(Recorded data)
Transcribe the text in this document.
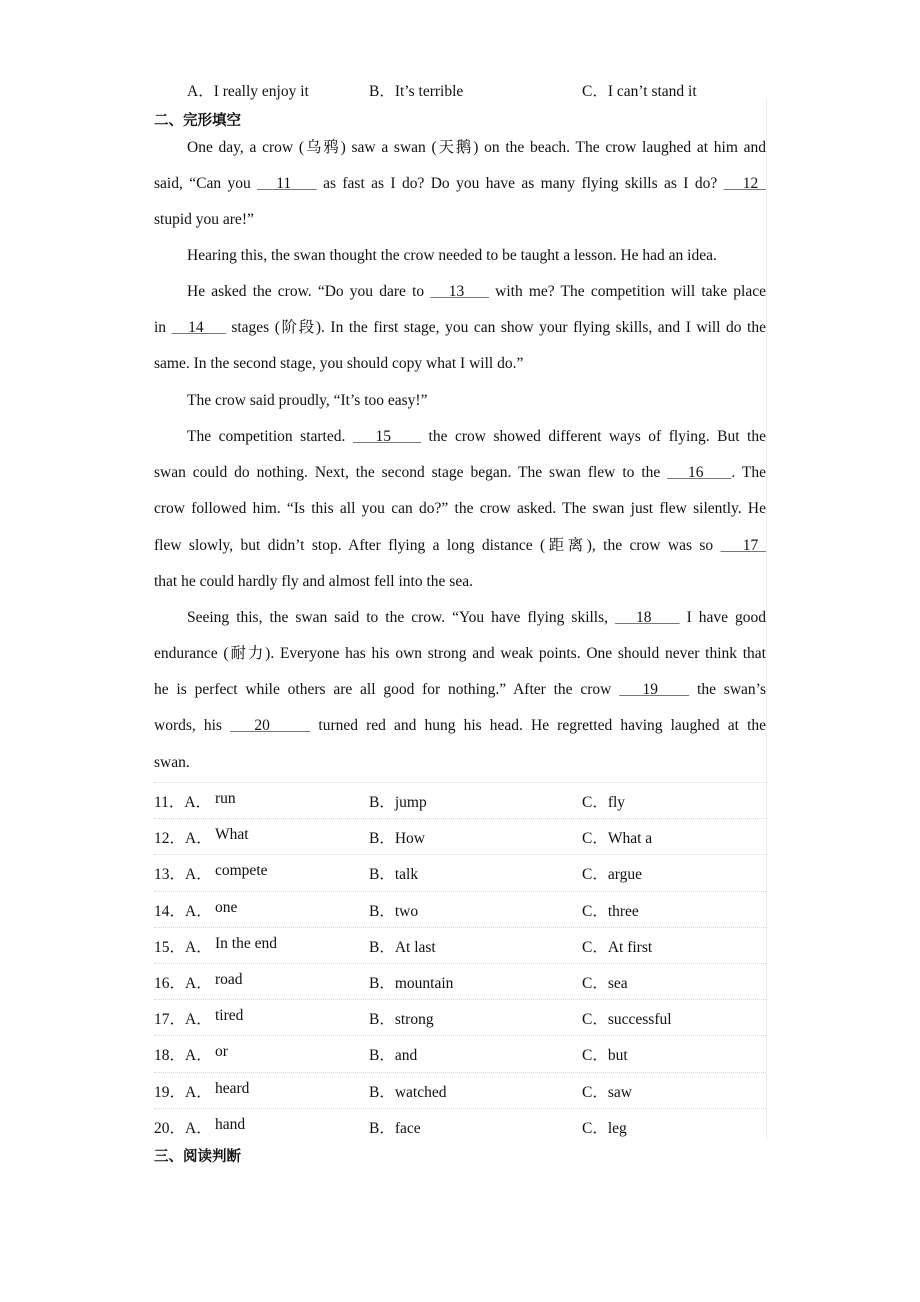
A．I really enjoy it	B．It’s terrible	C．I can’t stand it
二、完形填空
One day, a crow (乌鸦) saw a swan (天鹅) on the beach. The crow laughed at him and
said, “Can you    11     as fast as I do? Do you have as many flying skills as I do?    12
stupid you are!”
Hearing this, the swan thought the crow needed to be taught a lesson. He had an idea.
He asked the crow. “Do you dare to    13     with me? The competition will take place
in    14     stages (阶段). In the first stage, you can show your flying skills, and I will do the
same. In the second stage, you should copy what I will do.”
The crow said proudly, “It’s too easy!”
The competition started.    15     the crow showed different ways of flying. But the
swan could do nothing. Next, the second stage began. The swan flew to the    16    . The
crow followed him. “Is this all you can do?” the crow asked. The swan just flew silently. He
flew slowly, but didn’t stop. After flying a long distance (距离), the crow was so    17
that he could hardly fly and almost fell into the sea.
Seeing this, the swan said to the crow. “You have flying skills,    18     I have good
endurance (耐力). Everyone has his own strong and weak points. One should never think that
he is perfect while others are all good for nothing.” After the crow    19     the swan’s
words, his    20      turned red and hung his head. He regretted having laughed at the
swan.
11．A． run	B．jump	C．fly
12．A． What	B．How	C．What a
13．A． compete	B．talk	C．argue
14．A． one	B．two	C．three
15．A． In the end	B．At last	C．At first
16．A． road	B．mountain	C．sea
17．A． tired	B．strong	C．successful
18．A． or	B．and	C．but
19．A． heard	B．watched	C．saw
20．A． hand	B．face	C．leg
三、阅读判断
---
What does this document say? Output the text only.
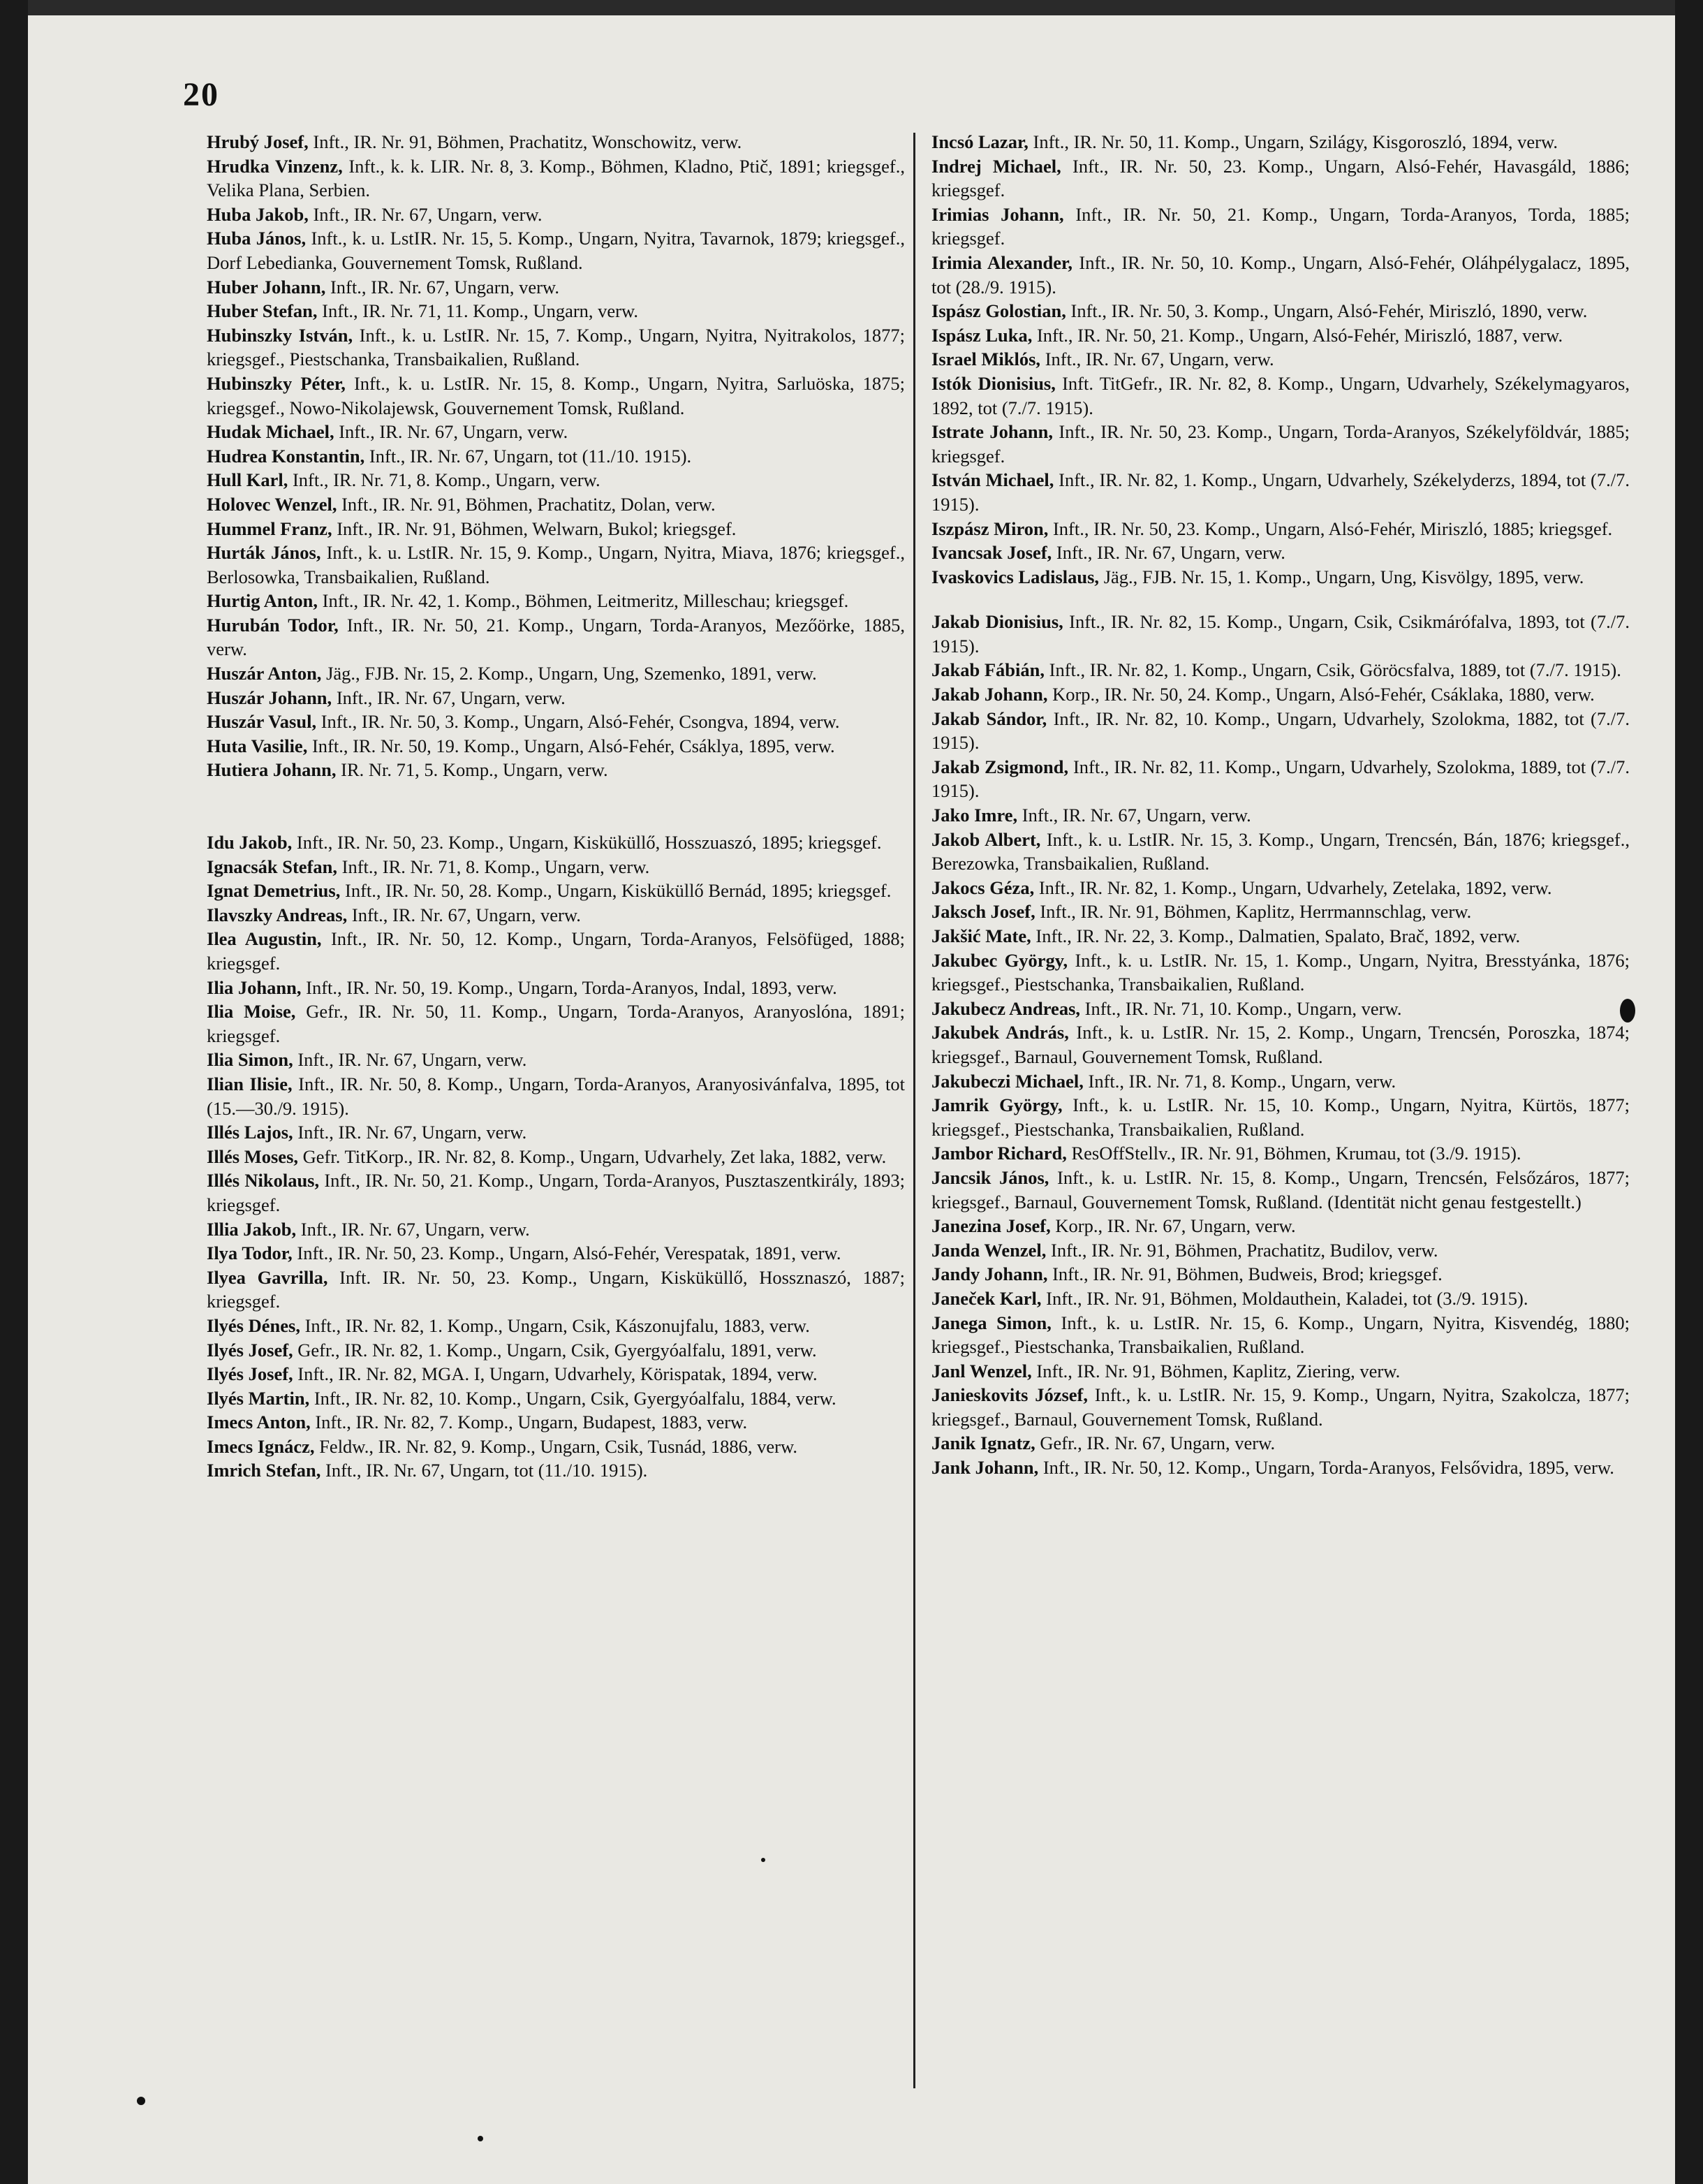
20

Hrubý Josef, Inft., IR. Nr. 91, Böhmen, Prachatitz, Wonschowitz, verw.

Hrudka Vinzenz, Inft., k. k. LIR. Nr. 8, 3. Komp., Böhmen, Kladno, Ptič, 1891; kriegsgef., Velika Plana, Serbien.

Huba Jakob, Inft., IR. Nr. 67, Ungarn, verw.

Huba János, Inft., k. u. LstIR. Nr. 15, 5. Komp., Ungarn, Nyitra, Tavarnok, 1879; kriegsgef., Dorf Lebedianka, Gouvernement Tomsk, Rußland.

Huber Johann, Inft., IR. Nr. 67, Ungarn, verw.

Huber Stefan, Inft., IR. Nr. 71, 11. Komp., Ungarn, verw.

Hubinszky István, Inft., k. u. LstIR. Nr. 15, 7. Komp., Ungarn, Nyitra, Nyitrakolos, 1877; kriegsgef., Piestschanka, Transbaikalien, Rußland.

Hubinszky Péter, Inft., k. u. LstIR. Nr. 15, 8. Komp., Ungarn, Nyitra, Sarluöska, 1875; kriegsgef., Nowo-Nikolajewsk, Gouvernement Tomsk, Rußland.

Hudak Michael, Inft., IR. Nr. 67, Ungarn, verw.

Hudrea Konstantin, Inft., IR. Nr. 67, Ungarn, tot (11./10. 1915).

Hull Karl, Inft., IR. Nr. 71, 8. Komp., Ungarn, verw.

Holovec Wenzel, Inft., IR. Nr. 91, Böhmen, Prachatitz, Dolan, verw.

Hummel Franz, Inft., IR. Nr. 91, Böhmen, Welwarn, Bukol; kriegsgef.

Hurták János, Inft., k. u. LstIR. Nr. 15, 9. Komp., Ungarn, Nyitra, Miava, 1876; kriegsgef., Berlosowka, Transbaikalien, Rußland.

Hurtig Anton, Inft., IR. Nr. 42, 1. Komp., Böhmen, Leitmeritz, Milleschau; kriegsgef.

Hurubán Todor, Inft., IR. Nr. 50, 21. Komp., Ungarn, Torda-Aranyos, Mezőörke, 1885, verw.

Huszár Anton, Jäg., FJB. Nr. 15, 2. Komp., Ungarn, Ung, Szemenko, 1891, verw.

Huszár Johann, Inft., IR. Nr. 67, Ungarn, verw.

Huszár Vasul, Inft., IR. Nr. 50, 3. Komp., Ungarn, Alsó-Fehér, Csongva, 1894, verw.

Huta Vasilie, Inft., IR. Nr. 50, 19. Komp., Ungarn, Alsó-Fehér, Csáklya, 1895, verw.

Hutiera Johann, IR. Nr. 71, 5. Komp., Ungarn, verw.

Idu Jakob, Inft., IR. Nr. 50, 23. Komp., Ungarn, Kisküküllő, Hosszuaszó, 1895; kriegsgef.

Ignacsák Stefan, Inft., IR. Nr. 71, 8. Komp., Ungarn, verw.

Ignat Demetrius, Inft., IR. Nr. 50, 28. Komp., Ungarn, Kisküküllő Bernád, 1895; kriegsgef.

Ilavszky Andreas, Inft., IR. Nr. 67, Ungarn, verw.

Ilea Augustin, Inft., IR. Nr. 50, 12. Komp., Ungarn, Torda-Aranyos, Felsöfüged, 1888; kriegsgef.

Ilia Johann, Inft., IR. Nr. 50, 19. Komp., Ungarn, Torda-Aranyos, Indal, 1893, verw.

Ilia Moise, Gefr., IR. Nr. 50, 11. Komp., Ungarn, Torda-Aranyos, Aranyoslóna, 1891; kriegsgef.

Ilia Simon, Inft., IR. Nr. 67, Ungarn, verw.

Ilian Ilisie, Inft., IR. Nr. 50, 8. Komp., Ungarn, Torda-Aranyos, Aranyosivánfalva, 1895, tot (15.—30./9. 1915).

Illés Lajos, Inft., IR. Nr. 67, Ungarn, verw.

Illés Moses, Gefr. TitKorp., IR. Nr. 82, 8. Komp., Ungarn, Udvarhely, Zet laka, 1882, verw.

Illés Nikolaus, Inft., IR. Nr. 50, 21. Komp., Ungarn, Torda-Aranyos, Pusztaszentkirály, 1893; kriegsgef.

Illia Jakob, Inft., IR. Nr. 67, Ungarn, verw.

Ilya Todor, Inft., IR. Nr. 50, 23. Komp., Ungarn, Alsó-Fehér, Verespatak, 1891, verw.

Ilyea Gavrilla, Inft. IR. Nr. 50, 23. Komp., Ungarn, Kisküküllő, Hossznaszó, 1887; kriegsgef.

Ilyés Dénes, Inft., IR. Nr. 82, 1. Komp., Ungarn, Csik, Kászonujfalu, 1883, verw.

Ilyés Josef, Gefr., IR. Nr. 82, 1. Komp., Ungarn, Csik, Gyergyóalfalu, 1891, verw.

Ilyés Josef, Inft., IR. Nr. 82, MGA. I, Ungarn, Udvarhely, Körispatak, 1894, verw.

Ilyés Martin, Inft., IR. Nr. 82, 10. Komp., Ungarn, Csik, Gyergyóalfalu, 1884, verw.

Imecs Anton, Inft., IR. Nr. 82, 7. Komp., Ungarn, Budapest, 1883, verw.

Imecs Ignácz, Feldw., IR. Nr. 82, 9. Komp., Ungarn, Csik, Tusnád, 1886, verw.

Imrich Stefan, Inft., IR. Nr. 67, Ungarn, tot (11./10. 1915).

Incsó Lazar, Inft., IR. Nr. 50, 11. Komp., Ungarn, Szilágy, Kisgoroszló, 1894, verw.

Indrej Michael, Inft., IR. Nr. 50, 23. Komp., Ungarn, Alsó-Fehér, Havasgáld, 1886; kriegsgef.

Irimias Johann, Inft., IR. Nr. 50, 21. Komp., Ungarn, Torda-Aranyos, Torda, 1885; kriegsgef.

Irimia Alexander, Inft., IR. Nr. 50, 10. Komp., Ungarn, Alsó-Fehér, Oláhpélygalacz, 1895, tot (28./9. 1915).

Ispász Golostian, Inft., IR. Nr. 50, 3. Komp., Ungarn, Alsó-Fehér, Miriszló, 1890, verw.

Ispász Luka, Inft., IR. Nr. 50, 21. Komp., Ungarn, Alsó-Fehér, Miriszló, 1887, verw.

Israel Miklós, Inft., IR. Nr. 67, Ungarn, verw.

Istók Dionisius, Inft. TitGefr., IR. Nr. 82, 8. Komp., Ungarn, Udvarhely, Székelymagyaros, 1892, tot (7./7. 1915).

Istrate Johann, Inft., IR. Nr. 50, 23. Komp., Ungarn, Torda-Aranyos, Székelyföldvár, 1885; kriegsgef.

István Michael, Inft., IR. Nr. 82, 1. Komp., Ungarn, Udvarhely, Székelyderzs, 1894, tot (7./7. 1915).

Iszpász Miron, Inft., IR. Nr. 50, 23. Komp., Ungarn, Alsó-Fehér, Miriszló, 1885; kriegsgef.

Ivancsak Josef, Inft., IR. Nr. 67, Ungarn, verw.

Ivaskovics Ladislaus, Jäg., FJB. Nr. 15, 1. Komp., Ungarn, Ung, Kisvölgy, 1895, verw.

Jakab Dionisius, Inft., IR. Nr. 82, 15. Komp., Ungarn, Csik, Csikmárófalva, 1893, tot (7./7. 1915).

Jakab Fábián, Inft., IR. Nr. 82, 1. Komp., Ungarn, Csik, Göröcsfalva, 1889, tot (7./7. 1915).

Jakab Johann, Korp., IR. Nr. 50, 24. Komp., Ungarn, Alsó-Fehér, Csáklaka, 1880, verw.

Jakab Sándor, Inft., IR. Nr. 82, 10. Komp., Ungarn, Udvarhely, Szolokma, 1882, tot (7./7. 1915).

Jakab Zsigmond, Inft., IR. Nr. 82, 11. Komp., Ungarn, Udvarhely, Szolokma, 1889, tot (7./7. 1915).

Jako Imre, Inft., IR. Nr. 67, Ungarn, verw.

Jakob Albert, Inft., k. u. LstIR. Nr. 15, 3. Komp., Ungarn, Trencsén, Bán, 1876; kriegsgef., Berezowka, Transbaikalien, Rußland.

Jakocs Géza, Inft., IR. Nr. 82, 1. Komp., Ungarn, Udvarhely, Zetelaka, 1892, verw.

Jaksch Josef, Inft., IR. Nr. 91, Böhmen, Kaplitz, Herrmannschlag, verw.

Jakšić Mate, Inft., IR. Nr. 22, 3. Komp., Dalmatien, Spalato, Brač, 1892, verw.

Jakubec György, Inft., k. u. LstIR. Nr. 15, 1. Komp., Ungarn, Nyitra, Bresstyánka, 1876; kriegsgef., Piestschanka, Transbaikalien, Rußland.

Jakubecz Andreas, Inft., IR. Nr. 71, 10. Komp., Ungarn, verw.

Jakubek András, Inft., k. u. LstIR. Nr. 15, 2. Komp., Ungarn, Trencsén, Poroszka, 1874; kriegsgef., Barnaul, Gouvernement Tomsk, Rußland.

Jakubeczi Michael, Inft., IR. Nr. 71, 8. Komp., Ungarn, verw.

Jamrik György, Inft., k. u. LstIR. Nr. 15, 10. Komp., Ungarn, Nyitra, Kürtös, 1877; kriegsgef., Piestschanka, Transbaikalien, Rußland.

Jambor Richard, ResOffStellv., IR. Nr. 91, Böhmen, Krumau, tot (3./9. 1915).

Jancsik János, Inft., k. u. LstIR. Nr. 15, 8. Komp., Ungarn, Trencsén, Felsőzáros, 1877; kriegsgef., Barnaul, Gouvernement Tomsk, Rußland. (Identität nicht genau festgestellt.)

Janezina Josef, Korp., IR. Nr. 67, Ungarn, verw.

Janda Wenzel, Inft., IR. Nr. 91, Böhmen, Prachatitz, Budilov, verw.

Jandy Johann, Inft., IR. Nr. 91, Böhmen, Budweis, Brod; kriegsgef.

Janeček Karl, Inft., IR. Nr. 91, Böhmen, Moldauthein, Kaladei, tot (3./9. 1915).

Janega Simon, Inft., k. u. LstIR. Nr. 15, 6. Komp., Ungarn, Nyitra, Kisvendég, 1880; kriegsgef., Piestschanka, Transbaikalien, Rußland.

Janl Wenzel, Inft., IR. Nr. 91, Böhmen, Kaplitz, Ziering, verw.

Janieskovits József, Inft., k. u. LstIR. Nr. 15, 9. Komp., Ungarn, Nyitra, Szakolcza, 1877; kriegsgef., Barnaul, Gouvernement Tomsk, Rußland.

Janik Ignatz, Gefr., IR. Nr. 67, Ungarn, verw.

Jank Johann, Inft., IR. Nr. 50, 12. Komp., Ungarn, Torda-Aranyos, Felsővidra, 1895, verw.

WHAT IS ASKED
Count each line above in which the string "Ilyés" appears, then state only the total.

THE SOLUTION
4